=== Data records ===

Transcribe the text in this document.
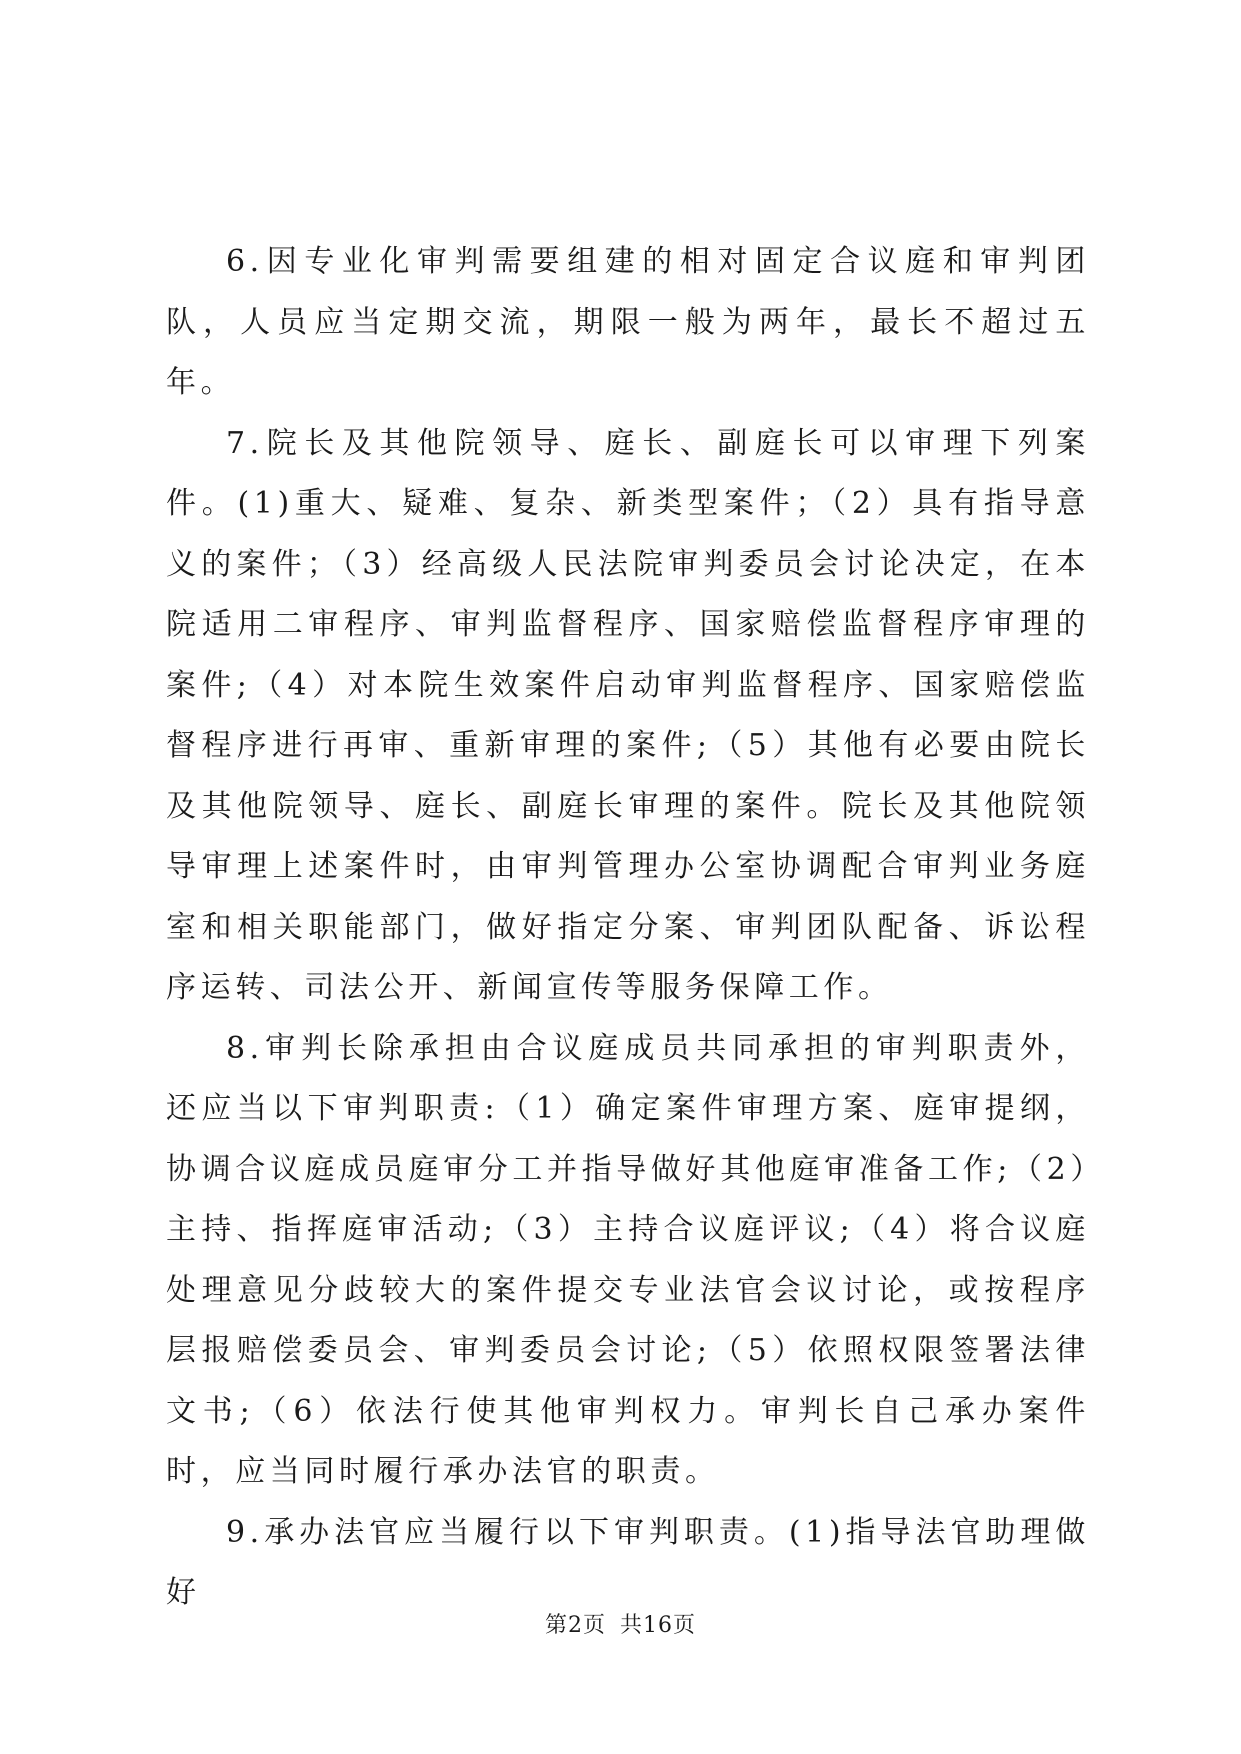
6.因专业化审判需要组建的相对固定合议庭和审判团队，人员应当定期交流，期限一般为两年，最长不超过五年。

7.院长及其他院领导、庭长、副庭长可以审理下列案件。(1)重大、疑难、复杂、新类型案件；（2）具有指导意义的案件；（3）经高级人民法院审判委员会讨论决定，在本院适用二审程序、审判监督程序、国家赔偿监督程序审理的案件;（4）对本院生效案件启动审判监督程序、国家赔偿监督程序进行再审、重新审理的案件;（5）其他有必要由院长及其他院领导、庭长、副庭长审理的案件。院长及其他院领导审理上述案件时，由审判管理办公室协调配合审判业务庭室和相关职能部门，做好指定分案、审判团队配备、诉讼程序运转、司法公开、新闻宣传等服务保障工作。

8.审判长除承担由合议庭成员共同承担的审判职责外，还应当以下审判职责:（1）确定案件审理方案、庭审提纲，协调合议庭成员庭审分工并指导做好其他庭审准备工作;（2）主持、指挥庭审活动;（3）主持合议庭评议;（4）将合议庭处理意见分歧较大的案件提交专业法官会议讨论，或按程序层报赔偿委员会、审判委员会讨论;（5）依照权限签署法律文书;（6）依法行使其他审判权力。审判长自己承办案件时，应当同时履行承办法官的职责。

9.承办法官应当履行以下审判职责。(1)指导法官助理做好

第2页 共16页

===
=== Data records ===

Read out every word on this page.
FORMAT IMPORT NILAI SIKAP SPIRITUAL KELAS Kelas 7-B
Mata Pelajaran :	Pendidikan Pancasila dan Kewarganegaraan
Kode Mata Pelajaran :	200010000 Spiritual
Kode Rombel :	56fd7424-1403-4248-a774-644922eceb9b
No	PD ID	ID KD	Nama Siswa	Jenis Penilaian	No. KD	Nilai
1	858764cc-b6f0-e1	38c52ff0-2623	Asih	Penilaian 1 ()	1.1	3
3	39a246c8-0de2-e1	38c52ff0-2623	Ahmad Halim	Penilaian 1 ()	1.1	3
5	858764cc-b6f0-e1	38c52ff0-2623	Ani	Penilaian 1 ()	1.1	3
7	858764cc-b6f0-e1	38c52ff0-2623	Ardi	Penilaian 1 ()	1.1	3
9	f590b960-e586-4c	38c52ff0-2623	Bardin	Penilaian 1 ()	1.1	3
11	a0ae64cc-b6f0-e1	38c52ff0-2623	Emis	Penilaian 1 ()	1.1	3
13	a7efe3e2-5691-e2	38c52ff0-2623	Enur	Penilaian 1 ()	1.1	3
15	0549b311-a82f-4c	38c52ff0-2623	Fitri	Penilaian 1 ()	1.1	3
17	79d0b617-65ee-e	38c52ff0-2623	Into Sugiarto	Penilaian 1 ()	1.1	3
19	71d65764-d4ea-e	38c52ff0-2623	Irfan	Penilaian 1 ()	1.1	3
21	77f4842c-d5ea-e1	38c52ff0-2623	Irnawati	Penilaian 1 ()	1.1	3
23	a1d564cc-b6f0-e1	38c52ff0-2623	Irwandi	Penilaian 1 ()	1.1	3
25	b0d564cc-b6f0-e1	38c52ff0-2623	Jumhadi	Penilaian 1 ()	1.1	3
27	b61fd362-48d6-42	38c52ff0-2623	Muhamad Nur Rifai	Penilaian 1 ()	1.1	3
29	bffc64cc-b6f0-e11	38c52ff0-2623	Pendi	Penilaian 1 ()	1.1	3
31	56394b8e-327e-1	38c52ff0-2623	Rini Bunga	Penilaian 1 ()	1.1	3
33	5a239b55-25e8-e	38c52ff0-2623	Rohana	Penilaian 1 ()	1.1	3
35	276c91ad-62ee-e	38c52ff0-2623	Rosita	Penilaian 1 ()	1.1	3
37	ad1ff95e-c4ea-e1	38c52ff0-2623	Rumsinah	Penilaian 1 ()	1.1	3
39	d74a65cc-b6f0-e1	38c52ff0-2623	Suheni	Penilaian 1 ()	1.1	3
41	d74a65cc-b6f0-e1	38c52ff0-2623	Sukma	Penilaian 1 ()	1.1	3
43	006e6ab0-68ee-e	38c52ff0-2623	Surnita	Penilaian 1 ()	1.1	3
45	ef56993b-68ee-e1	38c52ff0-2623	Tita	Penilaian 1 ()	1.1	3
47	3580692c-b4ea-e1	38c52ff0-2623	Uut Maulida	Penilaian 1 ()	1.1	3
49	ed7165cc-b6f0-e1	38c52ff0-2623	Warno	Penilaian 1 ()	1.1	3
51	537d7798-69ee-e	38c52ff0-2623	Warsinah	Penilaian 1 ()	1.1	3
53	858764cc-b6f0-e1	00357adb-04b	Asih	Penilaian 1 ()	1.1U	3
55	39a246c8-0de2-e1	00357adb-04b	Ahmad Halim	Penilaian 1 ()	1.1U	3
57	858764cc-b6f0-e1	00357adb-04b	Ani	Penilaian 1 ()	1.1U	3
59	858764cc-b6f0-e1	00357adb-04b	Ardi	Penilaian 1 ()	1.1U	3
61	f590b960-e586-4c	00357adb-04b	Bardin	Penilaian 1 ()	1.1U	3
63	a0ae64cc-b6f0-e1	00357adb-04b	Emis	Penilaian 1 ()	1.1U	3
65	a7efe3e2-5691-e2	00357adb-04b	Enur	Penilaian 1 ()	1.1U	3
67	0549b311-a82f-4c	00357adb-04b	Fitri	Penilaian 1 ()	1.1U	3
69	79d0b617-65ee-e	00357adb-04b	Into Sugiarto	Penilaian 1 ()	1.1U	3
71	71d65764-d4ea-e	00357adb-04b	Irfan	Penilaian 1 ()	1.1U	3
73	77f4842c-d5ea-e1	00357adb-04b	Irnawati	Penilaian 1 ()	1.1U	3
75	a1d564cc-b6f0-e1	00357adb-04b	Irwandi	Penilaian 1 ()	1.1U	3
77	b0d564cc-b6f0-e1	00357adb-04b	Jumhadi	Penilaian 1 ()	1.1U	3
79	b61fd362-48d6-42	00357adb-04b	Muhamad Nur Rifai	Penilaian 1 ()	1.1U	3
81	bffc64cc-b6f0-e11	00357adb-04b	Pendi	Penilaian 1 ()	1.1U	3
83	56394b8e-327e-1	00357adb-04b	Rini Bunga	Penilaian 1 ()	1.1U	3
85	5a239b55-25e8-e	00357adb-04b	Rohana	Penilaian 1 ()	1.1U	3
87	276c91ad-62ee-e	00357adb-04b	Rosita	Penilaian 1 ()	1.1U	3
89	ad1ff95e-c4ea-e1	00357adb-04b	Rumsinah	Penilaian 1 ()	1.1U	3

===

To be done: Go through the listing above and list every line that has the word "Into".

Solution to this exercise:
17	79d0b617-65ee-e	38c52ff0-2623	Into Sugiarto	Penilaian 1 ()	1.1	3
69	79d0b617-65ee-e	00357adb-04b	Into Sugiarto	Penilaian 1 ()	1.1U	3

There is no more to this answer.